**TEXTE PROPOSÉ**
Depuis plusieurs semaines, le cimetière musulman d’Adétikopé, localité située à plus de 22 kilomètres au nord de Lomé, est le théâtre d’actes d’une gravité exceptionnelle. Des tombes y sont profanées de manière systématique, suscitant indignation, peur et incompréhension au sein des populations riveraines et de la communauté musulmane.
Selon plusieurs témoignages concordants recueillis sur place, plus de dix tombeaux auraient déjà été détruits. Le constat est glaçant : des têtes de cadavres sectionnées, des corps mutilés, et certaines parties humaines emportées par les auteurs de ces actes criminels.
Un phénomène nouveau et inquiétant
Il ne s’agit pas ici de simples dégradations matérielles. Ces profanations traduisent un niveau de barbarie inédit, jamais observé jusque-là dans cette zone. Le caractère répétitif des actes laisse penser à une organisation structurée, agissant avec méthode et sans crainte d’être inquiétée.
La question centrale demeure :
Qui sont les auteurs de ces crimes ?
Dans quel but profanent-ils des sépultures ?
Comment expliquer une telle absence de dissuasion sécuritaire autour d’un lieu aussi sensible ?
La sécurité des cimetières en question
Ces événements posent avec acuité le problème de la sécurisation des cimetières au Togo. Lieux de recueillement, de respect et de mémoire, ils semblent aujourd’hui livrés à eux-mêmes, sans surveillance adéquate, ni dispositif dissuasif.
À Adétikopé, comme ailleurs, l’absence d’éclairage, de gardiennage ou de patrouilles régulières favorise ce type de dérives criminelles. Or, la profanation de tombes constitue une atteinte grave à la dignité humaine, à la paix sociale et aux valeurs fondamentales de la République.
Interpellation des autorités locales et nationales
Face à la gravité des faits, les municipalités concernées, mais aussi le gouvernement togolais, sont interpellés.
Une enquête approfondie, rigoureuse et impartiale doit être ouverte sans délai afin d’identifier, arrêter et traduire en justice les auteurs de ces crimes odieux.
Il en va de la crédibilité de l’État, du respect des croyances religieuses, et surtout de la sécurité collective. Laisser ces actes impunis reviendrait à banaliser l’horreur et à ouvrir la voie à d’autres dérives encore plus dangereuses.
Des criminels à neutraliser sans complaisance
Les individus responsables de ces profanations sont des criminels sans scrupules. Ils doivent être mis hors d’état de nuire, conformément aux lois en vigueur. La population attend des actes forts, pas des promesses. Car lorsque même les morts ne reposent plus en paix, c’est toute la société qui vacille.

[Données structurées d'analyse de pages]
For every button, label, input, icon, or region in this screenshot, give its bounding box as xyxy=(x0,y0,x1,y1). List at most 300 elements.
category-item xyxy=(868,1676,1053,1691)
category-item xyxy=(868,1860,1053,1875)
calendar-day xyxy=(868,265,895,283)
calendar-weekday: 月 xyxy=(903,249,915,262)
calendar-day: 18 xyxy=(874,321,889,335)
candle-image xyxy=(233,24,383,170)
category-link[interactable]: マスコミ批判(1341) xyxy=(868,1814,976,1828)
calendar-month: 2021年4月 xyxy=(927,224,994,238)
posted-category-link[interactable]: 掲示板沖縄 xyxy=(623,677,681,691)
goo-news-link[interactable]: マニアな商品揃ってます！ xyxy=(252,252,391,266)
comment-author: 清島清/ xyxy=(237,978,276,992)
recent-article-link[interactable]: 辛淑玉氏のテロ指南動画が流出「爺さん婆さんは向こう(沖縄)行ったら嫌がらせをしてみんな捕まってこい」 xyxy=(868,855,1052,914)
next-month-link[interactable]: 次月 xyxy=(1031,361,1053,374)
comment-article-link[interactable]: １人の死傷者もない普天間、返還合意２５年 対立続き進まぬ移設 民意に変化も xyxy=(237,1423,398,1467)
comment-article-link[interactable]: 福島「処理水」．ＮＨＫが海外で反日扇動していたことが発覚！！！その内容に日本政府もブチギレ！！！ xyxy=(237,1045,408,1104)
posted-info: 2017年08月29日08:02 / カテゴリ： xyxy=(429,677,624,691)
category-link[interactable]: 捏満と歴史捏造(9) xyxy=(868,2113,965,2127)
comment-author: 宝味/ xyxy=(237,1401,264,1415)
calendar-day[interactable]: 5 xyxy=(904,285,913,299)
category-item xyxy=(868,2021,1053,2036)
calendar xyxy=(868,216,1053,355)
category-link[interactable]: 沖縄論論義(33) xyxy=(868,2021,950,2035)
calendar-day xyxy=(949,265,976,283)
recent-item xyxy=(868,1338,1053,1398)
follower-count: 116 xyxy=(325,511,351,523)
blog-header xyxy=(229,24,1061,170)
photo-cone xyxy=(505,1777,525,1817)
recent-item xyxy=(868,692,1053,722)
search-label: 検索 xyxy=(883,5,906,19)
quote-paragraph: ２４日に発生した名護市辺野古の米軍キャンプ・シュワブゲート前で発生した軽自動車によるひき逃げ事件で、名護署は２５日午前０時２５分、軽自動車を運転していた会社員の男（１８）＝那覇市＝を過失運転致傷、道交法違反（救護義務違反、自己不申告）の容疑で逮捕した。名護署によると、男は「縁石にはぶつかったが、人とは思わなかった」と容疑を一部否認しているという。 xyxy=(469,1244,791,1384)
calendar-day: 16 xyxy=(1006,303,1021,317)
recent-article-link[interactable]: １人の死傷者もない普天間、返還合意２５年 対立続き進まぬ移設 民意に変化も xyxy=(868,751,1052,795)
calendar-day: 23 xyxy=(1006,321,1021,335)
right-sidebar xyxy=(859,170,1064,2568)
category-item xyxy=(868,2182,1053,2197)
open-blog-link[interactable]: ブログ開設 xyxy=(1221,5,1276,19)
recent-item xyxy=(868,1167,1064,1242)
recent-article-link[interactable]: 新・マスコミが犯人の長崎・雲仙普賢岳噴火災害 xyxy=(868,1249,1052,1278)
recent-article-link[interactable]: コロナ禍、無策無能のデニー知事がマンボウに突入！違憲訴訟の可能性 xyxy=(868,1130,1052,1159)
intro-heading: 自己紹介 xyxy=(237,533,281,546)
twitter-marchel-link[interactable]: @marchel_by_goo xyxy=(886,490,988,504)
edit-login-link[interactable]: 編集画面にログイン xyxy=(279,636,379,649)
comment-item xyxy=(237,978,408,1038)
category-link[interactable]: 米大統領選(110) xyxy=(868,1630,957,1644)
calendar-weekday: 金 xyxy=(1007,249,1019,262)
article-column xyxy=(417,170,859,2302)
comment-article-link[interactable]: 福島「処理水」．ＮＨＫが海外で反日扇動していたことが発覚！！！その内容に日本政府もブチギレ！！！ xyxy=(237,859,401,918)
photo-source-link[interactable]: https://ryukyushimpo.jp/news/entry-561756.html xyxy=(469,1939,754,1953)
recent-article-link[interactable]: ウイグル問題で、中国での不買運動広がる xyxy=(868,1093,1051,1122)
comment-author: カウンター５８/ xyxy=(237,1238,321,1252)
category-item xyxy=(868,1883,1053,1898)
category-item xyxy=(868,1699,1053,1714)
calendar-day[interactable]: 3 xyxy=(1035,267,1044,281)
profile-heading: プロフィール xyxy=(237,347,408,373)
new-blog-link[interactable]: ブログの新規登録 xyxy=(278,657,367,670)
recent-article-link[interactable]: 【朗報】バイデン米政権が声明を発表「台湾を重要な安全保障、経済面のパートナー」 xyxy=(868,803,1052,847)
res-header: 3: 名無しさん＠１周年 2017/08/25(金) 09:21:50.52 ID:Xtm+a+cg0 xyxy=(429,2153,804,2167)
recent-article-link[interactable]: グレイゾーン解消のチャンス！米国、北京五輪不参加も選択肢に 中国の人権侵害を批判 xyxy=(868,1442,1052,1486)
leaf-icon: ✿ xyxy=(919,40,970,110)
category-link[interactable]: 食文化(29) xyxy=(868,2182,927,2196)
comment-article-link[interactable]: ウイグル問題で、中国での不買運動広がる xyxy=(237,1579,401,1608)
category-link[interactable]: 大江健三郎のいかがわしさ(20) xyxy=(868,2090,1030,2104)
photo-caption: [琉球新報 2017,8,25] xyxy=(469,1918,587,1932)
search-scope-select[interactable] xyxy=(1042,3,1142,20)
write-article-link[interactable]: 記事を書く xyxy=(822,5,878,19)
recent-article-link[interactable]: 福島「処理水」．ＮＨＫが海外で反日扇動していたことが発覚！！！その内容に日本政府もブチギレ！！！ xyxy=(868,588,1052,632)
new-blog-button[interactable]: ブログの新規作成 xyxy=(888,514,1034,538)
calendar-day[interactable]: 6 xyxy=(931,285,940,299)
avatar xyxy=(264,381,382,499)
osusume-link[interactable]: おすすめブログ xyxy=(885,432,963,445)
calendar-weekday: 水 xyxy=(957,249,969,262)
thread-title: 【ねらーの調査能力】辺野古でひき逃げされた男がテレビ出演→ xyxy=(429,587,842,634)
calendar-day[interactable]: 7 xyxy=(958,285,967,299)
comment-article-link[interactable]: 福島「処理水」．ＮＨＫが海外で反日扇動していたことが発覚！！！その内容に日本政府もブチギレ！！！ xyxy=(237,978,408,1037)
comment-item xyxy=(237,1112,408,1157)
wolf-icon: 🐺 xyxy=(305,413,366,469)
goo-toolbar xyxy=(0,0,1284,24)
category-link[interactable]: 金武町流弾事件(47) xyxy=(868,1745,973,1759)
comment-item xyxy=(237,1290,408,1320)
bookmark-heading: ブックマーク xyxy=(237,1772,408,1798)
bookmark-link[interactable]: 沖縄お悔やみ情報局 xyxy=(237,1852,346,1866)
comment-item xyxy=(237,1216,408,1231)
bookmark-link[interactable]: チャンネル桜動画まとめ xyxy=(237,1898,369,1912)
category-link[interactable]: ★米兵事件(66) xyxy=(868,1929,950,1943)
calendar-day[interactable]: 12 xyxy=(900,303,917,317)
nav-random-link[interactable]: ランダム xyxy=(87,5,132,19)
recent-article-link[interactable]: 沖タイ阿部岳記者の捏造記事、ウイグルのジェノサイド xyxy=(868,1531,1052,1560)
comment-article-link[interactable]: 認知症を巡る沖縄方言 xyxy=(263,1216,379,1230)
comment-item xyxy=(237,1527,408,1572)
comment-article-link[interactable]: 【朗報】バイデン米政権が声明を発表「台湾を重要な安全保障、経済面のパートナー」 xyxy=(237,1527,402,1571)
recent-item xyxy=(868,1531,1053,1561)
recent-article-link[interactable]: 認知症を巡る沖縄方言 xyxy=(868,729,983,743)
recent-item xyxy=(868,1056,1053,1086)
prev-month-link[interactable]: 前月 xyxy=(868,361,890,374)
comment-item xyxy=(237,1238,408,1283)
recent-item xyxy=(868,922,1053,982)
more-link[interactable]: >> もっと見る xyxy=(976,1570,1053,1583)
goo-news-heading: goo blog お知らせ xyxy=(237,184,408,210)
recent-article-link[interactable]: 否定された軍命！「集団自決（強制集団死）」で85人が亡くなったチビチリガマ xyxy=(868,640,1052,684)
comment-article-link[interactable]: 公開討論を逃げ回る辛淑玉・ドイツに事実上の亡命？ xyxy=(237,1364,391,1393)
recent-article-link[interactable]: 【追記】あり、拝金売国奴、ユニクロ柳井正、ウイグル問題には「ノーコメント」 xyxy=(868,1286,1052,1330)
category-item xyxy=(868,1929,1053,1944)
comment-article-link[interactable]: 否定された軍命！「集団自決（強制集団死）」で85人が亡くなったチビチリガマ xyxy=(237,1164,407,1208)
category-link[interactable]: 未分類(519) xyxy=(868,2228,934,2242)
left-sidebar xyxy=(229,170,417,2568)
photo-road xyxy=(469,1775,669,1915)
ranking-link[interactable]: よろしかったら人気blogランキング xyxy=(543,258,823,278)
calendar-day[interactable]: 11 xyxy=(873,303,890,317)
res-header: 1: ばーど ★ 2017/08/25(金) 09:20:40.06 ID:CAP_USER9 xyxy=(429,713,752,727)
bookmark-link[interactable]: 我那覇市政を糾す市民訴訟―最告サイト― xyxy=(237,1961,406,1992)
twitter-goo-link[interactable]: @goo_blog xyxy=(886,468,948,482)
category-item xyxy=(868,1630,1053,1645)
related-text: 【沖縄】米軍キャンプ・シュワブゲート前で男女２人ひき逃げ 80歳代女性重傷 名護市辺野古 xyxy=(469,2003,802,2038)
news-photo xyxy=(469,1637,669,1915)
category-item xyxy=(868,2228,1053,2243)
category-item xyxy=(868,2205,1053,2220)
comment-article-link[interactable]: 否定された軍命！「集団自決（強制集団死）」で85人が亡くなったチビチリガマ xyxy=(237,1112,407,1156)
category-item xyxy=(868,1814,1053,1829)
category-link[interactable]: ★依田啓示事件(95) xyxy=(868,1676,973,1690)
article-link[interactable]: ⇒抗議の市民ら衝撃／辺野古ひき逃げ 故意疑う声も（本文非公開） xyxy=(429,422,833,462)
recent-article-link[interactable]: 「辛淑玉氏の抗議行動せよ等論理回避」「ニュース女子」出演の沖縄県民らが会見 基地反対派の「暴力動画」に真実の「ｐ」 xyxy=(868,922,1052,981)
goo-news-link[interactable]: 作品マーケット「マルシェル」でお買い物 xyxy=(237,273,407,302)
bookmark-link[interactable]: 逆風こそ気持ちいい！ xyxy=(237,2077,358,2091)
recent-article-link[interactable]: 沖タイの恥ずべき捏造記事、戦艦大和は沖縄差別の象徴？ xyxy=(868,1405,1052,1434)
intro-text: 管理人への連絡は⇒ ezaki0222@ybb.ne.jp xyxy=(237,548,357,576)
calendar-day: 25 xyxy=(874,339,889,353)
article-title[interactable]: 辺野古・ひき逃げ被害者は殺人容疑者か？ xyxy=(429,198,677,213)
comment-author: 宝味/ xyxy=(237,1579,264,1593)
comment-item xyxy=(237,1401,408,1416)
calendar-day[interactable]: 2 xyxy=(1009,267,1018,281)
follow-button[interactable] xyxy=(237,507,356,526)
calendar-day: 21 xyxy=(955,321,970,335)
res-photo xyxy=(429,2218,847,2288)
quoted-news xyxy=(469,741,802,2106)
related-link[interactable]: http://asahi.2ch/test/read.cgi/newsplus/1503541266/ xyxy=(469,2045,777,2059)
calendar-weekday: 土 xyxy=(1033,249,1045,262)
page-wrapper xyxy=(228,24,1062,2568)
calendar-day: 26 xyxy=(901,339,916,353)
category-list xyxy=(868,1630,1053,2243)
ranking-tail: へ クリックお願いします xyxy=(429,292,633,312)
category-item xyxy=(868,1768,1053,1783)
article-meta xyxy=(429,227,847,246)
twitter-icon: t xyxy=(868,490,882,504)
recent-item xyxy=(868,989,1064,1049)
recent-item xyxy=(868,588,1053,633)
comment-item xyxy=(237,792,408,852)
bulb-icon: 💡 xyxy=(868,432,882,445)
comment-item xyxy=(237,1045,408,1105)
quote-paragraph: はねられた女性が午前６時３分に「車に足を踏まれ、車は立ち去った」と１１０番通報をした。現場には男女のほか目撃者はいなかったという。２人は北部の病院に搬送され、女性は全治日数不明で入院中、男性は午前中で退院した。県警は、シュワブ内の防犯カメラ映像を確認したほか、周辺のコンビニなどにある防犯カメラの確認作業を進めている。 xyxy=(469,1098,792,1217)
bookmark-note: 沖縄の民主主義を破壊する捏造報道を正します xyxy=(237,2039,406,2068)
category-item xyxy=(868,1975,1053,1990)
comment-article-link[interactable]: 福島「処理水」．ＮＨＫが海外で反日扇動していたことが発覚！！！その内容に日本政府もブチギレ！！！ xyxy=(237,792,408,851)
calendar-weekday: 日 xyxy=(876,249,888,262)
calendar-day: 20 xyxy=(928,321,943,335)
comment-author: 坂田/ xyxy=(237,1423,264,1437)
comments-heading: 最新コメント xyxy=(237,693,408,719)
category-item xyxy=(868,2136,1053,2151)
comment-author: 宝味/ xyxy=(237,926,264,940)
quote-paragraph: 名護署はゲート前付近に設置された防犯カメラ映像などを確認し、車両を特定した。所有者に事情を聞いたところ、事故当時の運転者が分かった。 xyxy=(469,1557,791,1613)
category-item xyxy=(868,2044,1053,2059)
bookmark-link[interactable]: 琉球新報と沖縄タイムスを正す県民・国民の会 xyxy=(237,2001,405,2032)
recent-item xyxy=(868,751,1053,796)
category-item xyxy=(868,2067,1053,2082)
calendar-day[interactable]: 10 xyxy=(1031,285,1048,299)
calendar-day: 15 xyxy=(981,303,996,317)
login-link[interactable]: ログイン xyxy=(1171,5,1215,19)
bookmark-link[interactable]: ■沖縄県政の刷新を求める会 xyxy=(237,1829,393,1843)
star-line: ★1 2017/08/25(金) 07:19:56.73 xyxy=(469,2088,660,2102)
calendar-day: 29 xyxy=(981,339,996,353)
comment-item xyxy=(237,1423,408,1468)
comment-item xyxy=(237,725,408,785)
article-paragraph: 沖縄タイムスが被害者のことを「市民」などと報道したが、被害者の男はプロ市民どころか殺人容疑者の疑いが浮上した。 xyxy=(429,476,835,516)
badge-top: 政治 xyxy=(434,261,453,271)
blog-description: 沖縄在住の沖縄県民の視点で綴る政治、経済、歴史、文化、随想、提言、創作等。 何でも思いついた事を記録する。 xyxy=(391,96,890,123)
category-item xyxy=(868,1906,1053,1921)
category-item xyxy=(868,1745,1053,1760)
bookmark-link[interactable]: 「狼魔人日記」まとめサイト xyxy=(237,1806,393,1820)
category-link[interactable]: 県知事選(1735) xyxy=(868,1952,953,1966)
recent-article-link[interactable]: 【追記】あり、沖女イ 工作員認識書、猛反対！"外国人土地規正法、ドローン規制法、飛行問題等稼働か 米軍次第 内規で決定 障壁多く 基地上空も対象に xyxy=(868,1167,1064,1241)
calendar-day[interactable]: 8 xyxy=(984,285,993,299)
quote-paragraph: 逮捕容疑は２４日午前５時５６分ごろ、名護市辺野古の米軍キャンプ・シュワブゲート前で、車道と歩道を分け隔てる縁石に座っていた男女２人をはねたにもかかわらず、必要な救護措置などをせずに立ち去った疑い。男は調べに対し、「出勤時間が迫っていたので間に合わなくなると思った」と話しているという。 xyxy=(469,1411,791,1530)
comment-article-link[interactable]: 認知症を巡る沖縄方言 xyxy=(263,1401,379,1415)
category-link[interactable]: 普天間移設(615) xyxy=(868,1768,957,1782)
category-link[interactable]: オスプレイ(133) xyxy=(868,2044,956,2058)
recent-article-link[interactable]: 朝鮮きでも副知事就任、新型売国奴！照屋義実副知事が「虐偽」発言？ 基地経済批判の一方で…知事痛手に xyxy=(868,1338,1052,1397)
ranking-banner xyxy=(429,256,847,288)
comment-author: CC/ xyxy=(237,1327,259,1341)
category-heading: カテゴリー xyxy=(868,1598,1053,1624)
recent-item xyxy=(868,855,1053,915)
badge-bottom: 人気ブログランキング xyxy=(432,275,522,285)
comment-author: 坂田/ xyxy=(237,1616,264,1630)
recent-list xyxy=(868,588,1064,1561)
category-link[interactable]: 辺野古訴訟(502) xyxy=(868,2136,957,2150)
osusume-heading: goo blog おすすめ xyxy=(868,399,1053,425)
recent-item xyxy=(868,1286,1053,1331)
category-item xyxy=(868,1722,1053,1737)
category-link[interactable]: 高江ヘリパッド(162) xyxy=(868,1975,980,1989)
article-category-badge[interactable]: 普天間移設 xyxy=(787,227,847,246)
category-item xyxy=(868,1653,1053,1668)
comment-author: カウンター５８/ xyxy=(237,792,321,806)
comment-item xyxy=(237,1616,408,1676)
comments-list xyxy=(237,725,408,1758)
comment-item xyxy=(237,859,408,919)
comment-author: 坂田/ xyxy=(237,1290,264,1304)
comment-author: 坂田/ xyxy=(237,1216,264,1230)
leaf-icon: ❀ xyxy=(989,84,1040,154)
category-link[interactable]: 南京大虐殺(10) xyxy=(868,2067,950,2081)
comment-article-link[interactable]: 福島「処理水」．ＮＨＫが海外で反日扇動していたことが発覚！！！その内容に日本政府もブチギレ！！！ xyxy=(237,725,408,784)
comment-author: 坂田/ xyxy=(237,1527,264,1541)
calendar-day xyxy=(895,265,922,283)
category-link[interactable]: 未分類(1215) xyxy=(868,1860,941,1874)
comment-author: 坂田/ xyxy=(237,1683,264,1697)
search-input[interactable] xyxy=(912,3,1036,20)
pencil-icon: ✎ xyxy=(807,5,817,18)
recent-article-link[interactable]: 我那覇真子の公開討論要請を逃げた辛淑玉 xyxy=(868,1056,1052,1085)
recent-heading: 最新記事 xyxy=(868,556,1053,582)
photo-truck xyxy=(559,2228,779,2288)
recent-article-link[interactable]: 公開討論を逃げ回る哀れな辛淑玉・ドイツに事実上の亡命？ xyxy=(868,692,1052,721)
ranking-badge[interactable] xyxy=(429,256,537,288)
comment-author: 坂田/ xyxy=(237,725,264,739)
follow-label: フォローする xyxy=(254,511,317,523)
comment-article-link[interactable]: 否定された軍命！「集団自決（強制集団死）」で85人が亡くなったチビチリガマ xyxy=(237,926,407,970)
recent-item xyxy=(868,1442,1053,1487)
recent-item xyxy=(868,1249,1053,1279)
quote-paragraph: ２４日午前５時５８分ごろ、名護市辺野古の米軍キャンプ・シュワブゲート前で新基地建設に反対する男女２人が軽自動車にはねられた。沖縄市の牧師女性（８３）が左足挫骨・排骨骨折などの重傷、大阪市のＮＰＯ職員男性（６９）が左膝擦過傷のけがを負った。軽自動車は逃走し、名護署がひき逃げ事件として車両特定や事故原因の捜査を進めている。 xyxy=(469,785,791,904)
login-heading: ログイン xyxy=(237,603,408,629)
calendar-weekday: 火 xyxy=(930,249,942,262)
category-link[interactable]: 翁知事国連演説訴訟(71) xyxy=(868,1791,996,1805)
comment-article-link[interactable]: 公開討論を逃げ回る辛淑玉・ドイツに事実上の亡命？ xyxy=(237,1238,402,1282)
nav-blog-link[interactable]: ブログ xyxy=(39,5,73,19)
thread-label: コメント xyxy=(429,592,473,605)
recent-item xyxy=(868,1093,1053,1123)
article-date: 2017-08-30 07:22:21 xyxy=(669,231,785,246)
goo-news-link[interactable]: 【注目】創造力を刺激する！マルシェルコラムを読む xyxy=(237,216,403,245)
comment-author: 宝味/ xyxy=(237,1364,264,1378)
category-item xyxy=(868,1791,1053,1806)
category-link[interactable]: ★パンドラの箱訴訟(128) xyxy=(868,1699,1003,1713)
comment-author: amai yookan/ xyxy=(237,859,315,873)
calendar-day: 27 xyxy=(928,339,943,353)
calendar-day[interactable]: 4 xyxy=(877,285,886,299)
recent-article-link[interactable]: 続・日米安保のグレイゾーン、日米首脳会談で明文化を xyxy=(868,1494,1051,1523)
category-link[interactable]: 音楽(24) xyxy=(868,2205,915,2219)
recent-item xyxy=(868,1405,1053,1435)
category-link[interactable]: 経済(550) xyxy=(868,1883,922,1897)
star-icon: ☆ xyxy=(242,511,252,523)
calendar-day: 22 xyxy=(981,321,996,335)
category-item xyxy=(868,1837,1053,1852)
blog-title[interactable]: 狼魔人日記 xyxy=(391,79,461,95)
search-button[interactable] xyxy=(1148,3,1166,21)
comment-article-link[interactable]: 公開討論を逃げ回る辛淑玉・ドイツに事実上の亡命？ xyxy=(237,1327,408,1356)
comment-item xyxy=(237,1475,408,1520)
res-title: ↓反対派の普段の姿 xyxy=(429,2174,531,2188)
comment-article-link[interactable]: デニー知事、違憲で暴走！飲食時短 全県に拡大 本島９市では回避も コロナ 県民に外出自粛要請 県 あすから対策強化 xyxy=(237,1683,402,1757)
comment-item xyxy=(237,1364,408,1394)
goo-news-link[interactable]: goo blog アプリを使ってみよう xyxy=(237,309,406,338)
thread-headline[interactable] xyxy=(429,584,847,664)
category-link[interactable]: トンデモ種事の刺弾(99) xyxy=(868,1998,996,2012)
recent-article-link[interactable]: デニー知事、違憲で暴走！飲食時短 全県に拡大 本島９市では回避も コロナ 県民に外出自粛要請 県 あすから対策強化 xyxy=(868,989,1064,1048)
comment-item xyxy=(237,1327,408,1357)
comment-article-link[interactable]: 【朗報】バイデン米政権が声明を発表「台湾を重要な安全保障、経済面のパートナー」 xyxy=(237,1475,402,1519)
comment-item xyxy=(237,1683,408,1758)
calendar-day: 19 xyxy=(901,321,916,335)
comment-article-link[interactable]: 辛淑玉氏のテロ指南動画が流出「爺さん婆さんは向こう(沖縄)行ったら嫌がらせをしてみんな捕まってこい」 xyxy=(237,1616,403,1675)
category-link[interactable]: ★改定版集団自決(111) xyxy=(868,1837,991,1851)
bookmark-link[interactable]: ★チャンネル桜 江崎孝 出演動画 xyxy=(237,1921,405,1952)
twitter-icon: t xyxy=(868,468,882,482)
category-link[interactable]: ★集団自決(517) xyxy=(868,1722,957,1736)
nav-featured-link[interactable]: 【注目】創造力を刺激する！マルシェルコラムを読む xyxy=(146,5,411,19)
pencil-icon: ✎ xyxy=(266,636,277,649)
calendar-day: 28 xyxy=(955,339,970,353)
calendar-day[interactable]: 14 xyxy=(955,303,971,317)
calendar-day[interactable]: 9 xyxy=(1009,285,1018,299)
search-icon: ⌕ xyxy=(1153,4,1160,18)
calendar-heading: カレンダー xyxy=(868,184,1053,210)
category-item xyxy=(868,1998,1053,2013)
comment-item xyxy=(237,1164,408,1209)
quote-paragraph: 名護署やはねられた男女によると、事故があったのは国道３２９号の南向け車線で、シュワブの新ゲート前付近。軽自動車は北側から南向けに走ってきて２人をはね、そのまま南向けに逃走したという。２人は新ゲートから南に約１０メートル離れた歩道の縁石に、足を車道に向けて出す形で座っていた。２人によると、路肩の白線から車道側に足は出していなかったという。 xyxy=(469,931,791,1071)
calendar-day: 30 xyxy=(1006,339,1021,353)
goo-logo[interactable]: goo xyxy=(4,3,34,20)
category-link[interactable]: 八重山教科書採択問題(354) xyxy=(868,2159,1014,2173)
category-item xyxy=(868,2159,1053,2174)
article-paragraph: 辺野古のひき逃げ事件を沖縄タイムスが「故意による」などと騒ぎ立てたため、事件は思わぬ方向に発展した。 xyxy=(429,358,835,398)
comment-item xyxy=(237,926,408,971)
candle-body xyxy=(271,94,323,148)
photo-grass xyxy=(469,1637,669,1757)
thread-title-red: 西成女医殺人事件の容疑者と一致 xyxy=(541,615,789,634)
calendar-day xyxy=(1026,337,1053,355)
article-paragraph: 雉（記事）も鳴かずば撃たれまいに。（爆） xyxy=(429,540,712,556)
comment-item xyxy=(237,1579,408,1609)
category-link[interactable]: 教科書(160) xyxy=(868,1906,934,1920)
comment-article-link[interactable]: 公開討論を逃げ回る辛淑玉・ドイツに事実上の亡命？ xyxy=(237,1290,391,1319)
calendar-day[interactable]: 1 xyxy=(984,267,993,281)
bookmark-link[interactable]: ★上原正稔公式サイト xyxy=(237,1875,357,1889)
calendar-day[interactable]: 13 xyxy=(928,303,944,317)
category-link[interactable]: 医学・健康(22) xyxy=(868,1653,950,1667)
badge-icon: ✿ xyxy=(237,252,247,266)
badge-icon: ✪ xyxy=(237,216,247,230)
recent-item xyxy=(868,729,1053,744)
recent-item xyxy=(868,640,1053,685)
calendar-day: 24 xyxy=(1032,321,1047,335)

**CONSIGNE 1**
Répondez aux questions suivantes à partir du texte sur le cimetière d'Adétikopé.
(a) À quelle distance de Lomé, et dans quelle direction, se situe Adétikopé ?
(b) Selon les témoignages recueillis sur place, combien de tombeaux auraient déjà été détruits ?
(c) Quelles absences favorisent, à Adétikopé, ce type de dérives criminelles ?
**CONSIGNE 2**
Reproduisez à l'identique le passage du texte sur le cimetière d'Adétikopé allant de « La sécurité des » jusqu'à « ni dispositif dissuasif. » inclus.

**CORRIGÉ 1**
(a) Adétikopé se situe à plus de 22 kilomètres au nord de Lomé.
(b) Plus de dix tombeaux auraient déjà été détruits.
(c) L'absence d'éclairage, de gardiennage ou de patrouilles régulières favorise ces dérives.

**CORRIGÉ 2**
La sécurité des cimetières en question
Ces événements posent avec acuité le problème de la sécurisation des cimetières au Togo. Lieux de recueillement, de respect et de mémoire, ils semblent aujourd’hui livrés à eux-mêmes, sans surveillance adéquate, ni dispositif dissuasif.